EXERCISE DIRECTIONS: Each entry needs to be restated exactly as written.

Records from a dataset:
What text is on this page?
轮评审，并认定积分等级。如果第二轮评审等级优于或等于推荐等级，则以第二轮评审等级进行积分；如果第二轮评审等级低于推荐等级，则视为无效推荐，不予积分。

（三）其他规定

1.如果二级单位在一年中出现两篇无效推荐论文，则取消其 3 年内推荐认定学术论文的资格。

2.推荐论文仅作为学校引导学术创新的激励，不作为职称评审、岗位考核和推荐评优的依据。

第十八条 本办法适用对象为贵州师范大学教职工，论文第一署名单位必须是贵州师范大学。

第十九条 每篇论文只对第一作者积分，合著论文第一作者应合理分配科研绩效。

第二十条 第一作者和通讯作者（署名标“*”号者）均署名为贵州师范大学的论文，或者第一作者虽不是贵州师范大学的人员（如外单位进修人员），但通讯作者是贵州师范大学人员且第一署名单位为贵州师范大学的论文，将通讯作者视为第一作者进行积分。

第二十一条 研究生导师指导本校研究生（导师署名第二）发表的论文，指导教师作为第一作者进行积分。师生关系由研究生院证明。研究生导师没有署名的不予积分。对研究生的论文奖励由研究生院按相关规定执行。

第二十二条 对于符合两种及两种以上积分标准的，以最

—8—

FULL ANSWER:
What text is on this page?
轮评审，并认定积分等级。如果第二轮评审等级优于或等于推荐等级，则以第二轮评审等级进行积分；如果第二轮评审等级低于推荐等级，则视为无效推荐，不予积分。

（三）其他规定

1.如果二级单位在一年中出现两篇无效推荐论文，则取消其 3 年内推荐认定学术论文的资格。

2.推荐论文仅作为学校引导学术创新的激励，不作为职称评审、岗位考核和推荐评优的依据。

第十八条 本办法适用对象为贵州师范大学教职工，论文第一署名单位必须是贵州师范大学。

第十九条 每篇论文只对第一作者积分，合著论文第一作者应合理分配科研绩效。

第二十条 第一作者和通讯作者（署名标“*”号者）均署名为贵州师范大学的论文，或者第一作者虽不是贵州师范大学的人员（如外单位进修人员），但通讯作者是贵州师范大学人员且第一署名单位为贵州师范大学的论文，将通讯作者视为第一作者进行积分。

第二十一条 研究生导师指导本校研究生（导师署名第二）发表的论文，指导教师作为第一作者进行积分。师生关系由研究生院证明。研究生导师没有署名的不予积分。对研究生的论文奖励由研究生院按相关规定执行。

第二十二条 对于符合两种及两种以上积分标准的，以最

—8—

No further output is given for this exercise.